Take the material and output all of it exactly.

• • • •

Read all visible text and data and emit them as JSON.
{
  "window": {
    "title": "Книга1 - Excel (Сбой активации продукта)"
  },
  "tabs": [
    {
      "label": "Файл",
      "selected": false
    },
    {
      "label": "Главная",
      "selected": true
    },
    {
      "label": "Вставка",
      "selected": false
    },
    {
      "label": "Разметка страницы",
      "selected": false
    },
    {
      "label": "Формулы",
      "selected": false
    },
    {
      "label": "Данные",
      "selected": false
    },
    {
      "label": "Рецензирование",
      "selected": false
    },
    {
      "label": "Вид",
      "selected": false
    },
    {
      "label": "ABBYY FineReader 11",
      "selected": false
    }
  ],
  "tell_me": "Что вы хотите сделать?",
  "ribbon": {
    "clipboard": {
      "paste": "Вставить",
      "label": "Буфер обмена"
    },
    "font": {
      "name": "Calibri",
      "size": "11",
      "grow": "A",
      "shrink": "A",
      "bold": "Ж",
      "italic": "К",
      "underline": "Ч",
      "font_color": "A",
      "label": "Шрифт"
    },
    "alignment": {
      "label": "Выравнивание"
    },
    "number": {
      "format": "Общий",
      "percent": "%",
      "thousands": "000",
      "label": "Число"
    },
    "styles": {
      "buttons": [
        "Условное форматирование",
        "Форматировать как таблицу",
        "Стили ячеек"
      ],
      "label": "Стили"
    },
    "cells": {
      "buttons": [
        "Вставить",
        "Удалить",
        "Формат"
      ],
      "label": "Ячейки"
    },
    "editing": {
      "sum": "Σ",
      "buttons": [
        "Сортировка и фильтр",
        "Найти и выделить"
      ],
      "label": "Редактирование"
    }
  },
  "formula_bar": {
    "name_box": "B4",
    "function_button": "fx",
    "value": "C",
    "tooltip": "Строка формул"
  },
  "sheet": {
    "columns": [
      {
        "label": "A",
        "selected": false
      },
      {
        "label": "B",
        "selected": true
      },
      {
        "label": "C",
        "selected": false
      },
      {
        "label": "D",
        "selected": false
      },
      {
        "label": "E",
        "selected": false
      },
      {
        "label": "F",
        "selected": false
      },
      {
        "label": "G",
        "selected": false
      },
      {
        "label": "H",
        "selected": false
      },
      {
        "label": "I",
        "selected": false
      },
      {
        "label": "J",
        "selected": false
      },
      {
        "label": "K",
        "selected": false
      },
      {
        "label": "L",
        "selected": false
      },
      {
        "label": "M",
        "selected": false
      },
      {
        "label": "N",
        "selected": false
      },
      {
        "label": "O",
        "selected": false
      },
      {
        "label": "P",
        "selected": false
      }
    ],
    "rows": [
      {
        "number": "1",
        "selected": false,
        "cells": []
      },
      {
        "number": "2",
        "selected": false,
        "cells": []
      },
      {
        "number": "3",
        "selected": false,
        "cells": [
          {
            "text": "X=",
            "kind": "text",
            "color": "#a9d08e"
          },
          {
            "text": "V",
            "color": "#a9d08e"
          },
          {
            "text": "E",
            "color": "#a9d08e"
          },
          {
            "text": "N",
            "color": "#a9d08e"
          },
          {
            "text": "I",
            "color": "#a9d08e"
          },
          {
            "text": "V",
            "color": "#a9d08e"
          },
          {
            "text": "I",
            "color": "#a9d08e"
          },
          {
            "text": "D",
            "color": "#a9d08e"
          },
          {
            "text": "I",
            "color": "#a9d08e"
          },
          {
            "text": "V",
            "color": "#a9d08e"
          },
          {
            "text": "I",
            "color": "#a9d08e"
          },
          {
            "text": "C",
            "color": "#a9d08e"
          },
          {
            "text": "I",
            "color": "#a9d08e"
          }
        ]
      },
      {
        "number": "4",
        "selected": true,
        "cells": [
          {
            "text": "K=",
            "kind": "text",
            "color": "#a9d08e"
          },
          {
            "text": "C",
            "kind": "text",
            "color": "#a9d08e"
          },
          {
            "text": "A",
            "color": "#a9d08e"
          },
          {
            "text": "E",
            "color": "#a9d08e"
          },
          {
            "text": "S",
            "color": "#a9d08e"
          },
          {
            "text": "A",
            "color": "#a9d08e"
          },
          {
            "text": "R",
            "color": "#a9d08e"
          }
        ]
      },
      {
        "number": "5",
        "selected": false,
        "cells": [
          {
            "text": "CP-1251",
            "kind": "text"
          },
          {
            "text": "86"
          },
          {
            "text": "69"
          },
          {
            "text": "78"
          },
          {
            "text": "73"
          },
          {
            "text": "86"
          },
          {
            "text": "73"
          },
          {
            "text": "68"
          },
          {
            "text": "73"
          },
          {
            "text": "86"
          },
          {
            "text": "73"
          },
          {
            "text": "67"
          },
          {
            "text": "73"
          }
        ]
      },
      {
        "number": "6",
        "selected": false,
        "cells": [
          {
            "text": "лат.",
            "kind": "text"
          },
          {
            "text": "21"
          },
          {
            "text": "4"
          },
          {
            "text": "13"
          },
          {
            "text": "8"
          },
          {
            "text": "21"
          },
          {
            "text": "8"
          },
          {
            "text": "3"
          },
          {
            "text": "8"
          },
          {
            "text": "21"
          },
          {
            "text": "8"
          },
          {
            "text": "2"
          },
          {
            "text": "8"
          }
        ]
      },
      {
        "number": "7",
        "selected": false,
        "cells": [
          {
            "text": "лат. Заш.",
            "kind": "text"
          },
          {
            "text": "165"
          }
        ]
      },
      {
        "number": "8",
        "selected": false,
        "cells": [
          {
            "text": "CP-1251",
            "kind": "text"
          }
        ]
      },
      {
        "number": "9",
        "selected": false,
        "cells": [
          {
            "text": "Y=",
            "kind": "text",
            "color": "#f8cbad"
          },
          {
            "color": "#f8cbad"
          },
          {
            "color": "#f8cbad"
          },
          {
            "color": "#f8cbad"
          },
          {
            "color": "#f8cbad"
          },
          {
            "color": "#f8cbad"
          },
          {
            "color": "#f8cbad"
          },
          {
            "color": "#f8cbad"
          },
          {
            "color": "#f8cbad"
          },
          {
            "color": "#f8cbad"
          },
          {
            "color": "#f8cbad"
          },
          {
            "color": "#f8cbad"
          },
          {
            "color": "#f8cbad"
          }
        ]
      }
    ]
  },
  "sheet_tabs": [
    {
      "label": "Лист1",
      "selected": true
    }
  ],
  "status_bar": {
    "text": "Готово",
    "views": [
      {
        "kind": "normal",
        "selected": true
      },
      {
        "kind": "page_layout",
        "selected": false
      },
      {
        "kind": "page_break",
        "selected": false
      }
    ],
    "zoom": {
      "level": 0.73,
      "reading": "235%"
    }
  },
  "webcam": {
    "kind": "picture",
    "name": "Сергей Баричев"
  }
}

• • • •

### EXERCISE RESPONSE:
Read all visible text and data and emit them as JSON.
{
  "window": {
    "title": "Книга1 - Excel (Сбой активации продукта)"
  },
  "tabs": [
    {
      "label": "Файл",
      "selected": false
    },
    {
      "label": "Главная",
      "selected": true
    },
    {
      "label": "Вставка",
      "selected": false
    },
    {
      "label": "Разметка страницы",
      "selected": false
    },
    {
      "label": "Формулы",
      "selected": false
    },
    {
      "label": "Данные",
      "selected": false
    },
    {
      "label": "Рецензирование",
      "selected": false
    },
    {
      "label": "Вид",
      "selected": false
    },
    {
      "label": "ABBYY FineReader 11",
      "selected": false
    }
  ],
  "tell_me": "Что вы хотите сделать?",
  "ribbon": {
    "clipboard": {
      "paste": "Вставить",
      "label": "Буфер обмена"
    },
    "font": {
      "name": "Calibri",
      "size": "11",
      "grow": "A",
      "shrink": "A",
      "bold": "Ж",
      "italic": "К",
      "underline": "Ч",
      "font_color": "A",
      "label": "Шрифт"
    },
    "alignment": {
      "label": "Выравнивание"
    },
    "number": {
      "format": "Общий",
      "percent": "%",
      "thousands": "000",
      "label": "Число"
    },
    "styles": {
      "buttons": [
        "Условное форматирование",
        "Форматировать как таблицу",
        "Стили ячеек"
      ],
      "label": "Стили"
    },
    "cells": {
      "buttons": [
        "Вставить",
        "Удалить",
        "Формат"
      ],
      "label": "Ячейки"
    },
    "editing": {
      "sum": "Σ",
      "buttons": [
        "Сортировка и фильтр",
        "Найти и выделить"
      ],
      "label": "Редактирование"
    }
  },
  "formula_bar": {
    "name_box": "B4",
    "function_button": "fx",
    "value": "C",
    "tooltip": "Строка формул"
  },
  "sheet": {
    "columns": [
      {
        "label": "A",
        "selected": false
      },
      {
        "label": "B",
        "selected": true
      },
      {
        "label": "C",
        "selected": false
      },
      {
        "label": "D",
        "selected": false
      },
      {
        "label": "E",
        "selected": false
      },
      {
        "label": "F",
        "selected": false
      },
      {
        "label": "G",
        "selected": false
      },
      {
        "label": "H",
        "selected": false
      },
      {
        "label": "I",
        "selected": false
      },
      {
        "label": "J",
        "selected": false
      },
      {
        "label": "K",
        "selected": false
      },
      {
        "label": "L",
        "selected": false
      },
      {
        "label": "M",
        "selected": false
      },
      {
        "label": "N",
        "selected": false
      },
      {
        "label": "O",
        "selected": false
      },
      {
        "label": "P",
        "selected": false
      }
    ],
    "rows": [
      {
        "number": "1",
        "selected": false,
        "cells": []
      },
      {
        "number": "2",
        "selected": false,
        "cells": []
      },
      {
        "number": "3",
        "selected": false,
        "cells": [
          {
            "text": "X=",
            "kind": "text",
            "color": "#a9d08e"
          },
          {
            "text": "V",
            "color": "#a9d08e"
          },
          {
            "text": "E",
            "color": "#a9d08e"
          },
          {
            "text": "N",
            "color": "#a9d08e"
          },
          {
            "text": "I",
            "color": "#a9d08e"
          },
          {
            "text": "V",
            "color": "#a9d08e"
          },
          {
            "text": "I",
            "color": "#a9d08e"
          },
          {
            "text": "D",
            "color": "#a9d08e"
          },
          {
            "text": "I",
            "color": "#a9d08e"
          },
          {
            "text": "V",
            "color": "#a9d08e"
          },
          {
            "text": "I",
            "color": "#a9d08e"
          },
          {
            "text": "C",
            "color": "#a9d08e"
          },
          {
            "text": "I",
            "color": "#a9d08e"
          }
        ]
      },
      {
        "number": "4",
        "selected": true,
        "cells": [
          {
            "text": "K=",
            "kind": "text",
            "color": "#a9d08e"
          },
          {
            "text": "C",
            "kind": "text",
            "color": "#a9d08e"
          },
          {
            "text": "A",
            "color": "#a9d08e"
          },
          {
            "text": "E",
            "color": "#a9d08e"
          },
          {
            "text": "S",
            "color": "#a9d08e"
          },
          {
            "text": "A",
            "color": "#a9d08e"
          },
          {
            "text": "R",
            "color": "#a9d08e"
          }
        ]
      },
      {
        "number": "5",
        "selected": false,
        "cells": [
          {
            "text": "CP-1251",
            "kind": "text"
          },
          {
            "text": "86"
          },
          {
            "text": "69"
          },
          {
            "text": "78"
          },
          {
            "text": "73"
          },
          {
            "text": "86"
          },
          {
            "text": "73"
          },
          {
            "text": "68"
          },
          {
            "text": "73"
          },
          {
            "text": "86"
          },
          {
            "text": "73"
          },
          {
            "text": "67"
          },
          {
            "text": "73"
          }
        ]
      },
      {
        "number": "6",
        "selected": false,
        "cells": [
          {
            "text": "лат.",
            "kind": "text"
          },
          {
            "text": "21"
          },
          {
            "text": "4"
          },
          {
            "text": "13"
          },
          {
            "text": "8"
          },
          {
            "text": "21"
          },
          {
            "text": "8"
          },
          {
            "text": "3"
          },
          {
            "text": "8"
          },
          {
            "text": "21"
          },
          {
            "text": "8"
          },
          {
            "text": "2"
          },
          {
            "text": "8"
          }
        ]
      },
      {
        "number": "7",
        "selected": false,
        "cells": [
          {
            "text": "лат. Заш.",
            "kind": "text"
          },
          {
            "text": "165"
          }
        ]
      },
      {
        "number": "8",
        "selected": false,
        "cells": [
          {
            "text": "CP-1251",
            "kind": "text"
          }
        ]
      },
      {
        "number": "9",
        "selected": false,
        "cells": [
          {
            "text": "Y=",
            "kind": "text",
            "color": "#f8cbad"
          },
          {
            "color": "#f8cbad"
          },
          {
            "color": "#f8cbad"
          },
          {
            "color": "#f8cbad"
          },
          {
            "color": "#f8cbad"
          },
          {
            "color": "#f8cbad"
          },
          {
            "color": "#f8cbad"
          },
          {
            "color": "#f8cbad"
          },
          {
            "color": "#f8cbad"
          },
          {
            "color": "#f8cbad"
          },
          {
            "color": "#f8cbad"
          },
          {
            "color": "#f8cbad"
          },
          {
            "color": "#f8cbad"
          }
        ]
      }
    ]
  },
  "sheet_tabs": [
    {
      "label": "Лист1",
      "selected": true
    }
  ],
  "status_bar": {
    "text": "Готово",
    "views": [
      {
        "kind": "normal",
        "selected": true
      },
      {
        "kind": "page_layout",
        "selected": false
      },
      {
        "kind": "page_break",
        "selected": false
      }
    ],
    "zoom": {
      "level": 0.73,
      "reading": "235%"
    }
  },
  "webcam": {
    "kind": "picture",
    "name": "Сергей Баричев"
  }
}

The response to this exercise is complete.